## Task to complete:
From the entries below, gather every line containing the string "ylabel".

## Supplied data:
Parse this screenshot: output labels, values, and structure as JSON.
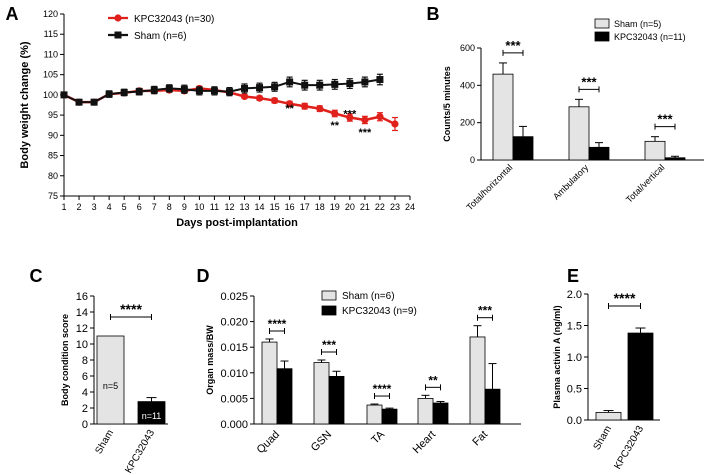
{
  "chart_data": [
    {
      "panel": "A",
      "type": "line",
      "xlabel": "Days post-implantation",
      "ylabel": "Body weight change (%)",
      "ylim": [
        75,
        120
      ],
      "yticks": [
        75,
        80,
        85,
        90,
        95,
        100,
        105,
        110,
        115,
        120
      ],
      "xticks": [
        1,
        2,
        3,
        4,
        5,
        6,
        7,
        8,
        9,
        10,
        11,
        12,
        13,
        14,
        15,
        16,
        17,
        18,
        19,
        20,
        21,
        22,
        23,
        24
      ],
      "legend": [
        "KPC32043 (n=30)",
        "Sham (n=6)"
      ],
      "series": [
        {
          "name": "KPC32043 (n=30)",
          "color": "#e0201b",
          "x": [
            1,
            2,
            3,
            4,
            5,
            6,
            7,
            8,
            9,
            10,
            11,
            12,
            13,
            14,
            15,
            16,
            17,
            18,
            19,
            20,
            21,
            22,
            23
          ],
          "values": [
            100,
            98.2,
            98.2,
            100.2,
            100.5,
            101,
            101,
            101.2,
            101,
            101.6,
            101.2,
            100.6,
            99.6,
            99.2,
            98.6,
            97.8,
            97.2,
            96.6,
            95.4,
            94.4,
            93.8,
            94.6,
            92.8
          ],
          "err": [
            0.4,
            0.4,
            0.4,
            0.4,
            0.4,
            0.4,
            0.4,
            0.5,
            0.5,
            0.5,
            0.5,
            0.5,
            0.5,
            0.5,
            0.6,
            0.6,
            0.7,
            0.7,
            0.8,
            0.9,
            0.9,
            1.0,
            1.6
          ]
        },
        {
          "name": "Sham (n=6)",
          "color": "#111111",
          "x": [
            1,
            2,
            3,
            4,
            5,
            6,
            7,
            8,
            9,
            10,
            11,
            12,
            13,
            14,
            15,
            16,
            17,
            18,
            19,
            20,
            21,
            22
          ],
          "values": [
            100,
            98.2,
            98.2,
            100.2,
            100.6,
            100.8,
            101.2,
            101.6,
            101.4,
            101,
            101,
            100.8,
            101.6,
            101.8,
            102,
            103.2,
            102.4,
            102.4,
            102.6,
            102.8,
            103.2,
            103.8
          ],
          "err": [
            0.5,
            0.6,
            0.6,
            0.8,
            0.8,
            0.8,
            0.9,
            0.9,
            1.0,
            1.0,
            1.0,
            1.0,
            1.1,
            1.1,
            1.1,
            1.2,
            1.2,
            1.2,
            1.2,
            1.2,
            1.2,
            1.3
          ]
        }
      ],
      "annotations": [
        {
          "x": 16,
          "y": 95.8,
          "text": "**"
        },
        {
          "x": 19,
          "y": 91.6,
          "text": "**"
        },
        {
          "x": 20,
          "y": 94.4,
          "text": "***"
        },
        {
          "x": 21,
          "y": 89.8,
          "text": "***"
        }
      ]
    },
    {
      "panel": "B",
      "type": "bar",
      "ylabel": "Counts/5 minutes",
      "ylim": [
        0,
        600
      ],
      "yticks": [
        0,
        200,
        400,
        600
      ],
      "categories": [
        "Total/horizontal",
        "Ambulatory",
        "Total/vertical"
      ],
      "series": [
        {
          "name": "Sham (n=5)",
          "color": "#e4e4e4",
          "values": [
            460,
            285,
            100
          ],
          "err": [
            60,
            40,
            25
          ]
        },
        {
          "name": "KPC32043 (n=11)",
          "color": "#000000",
          "values": [
            125,
            68,
            12
          ],
          "err": [
            55,
            25,
            8
          ]
        }
      ],
      "significance": [
        "***",
        "***",
        "***"
      ]
    },
    {
      "panel": "C",
      "type": "bar",
      "ylabel": "Body condition score",
      "ylim": [
        0,
        16
      ],
      "yticks": [
        0,
        2,
        4,
        6,
        8,
        10,
        12,
        14,
        16
      ],
      "categories": [
        "Sham",
        "KPC32043"
      ],
      "values": [
        11,
        2.8
      ],
      "err": [
        0,
        0.5
      ],
      "colors": [
        "#e4e4e4",
        "#000000"
      ],
      "bar_labels": [
        "n=5",
        "n=11"
      ],
      "significance": "****"
    },
    {
      "panel": "D",
      "type": "bar",
      "ylabel": "Organ mass/BW",
      "ylim": [
        0,
        0.025
      ],
      "yticks": [
        0.0,
        0.005,
        0.01,
        0.015,
        0.02,
        0.025
      ],
      "ytick_labels": [
        "0.000",
        "0.005",
        "0.010",
        "0.015",
        "0.020",
        "0.025"
      ],
      "categories": [
        "Quad",
        "GSN",
        "TA",
        "Heart",
        "Fat"
      ],
      "series": [
        {
          "name": "Sham (n=6)",
          "color": "#e4e4e4",
          "values": [
            0.016,
            0.012,
            0.0037,
            0.005,
            0.017
          ],
          "err": [
            0.0006,
            0.0005,
            0.0002,
            0.0006,
            0.0022
          ]
        },
        {
          "name": "KPC32043  (n=9)",
          "color": "#000000",
          "values": [
            0.0108,
            0.0093,
            0.0029,
            0.0041,
            0.0068
          ],
          "err": [
            0.0015,
            0.001,
            0.0002,
            0.0003,
            0.005
          ]
        }
      ],
      "significance": [
        "****",
        "***",
        "****",
        "**",
        "***"
      ]
    },
    {
      "panel": "E",
      "type": "bar",
      "ylabel": "Plasma activin A (ng/ml)",
      "ylim": [
        0,
        2.0
      ],
      "yticks": [
        0.0,
        0.5,
        1.0,
        1.5,
        2.0
      ],
      "ytick_labels": [
        "0.0",
        "0.5",
        "1.0",
        "1.5",
        "2.0"
      ],
      "categories": [
        "Sham",
        "KPC32043"
      ],
      "values": [
        0.12,
        1.38
      ],
      "err": [
        0.03,
        0.08
      ],
      "colors": [
        "#e4e4e4",
        "#000000"
      ],
      "significance": "****"
    }
  ]
}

## Exercise solution:
      "ylabel": "Body weight change (%)",
      "ylabel": "Counts/5 minutes",
      "ylabel": "Body condition score",
      "ylabel": "Organ mass/BW",
      "ylabel": "Plasma activin A (ng/ml)",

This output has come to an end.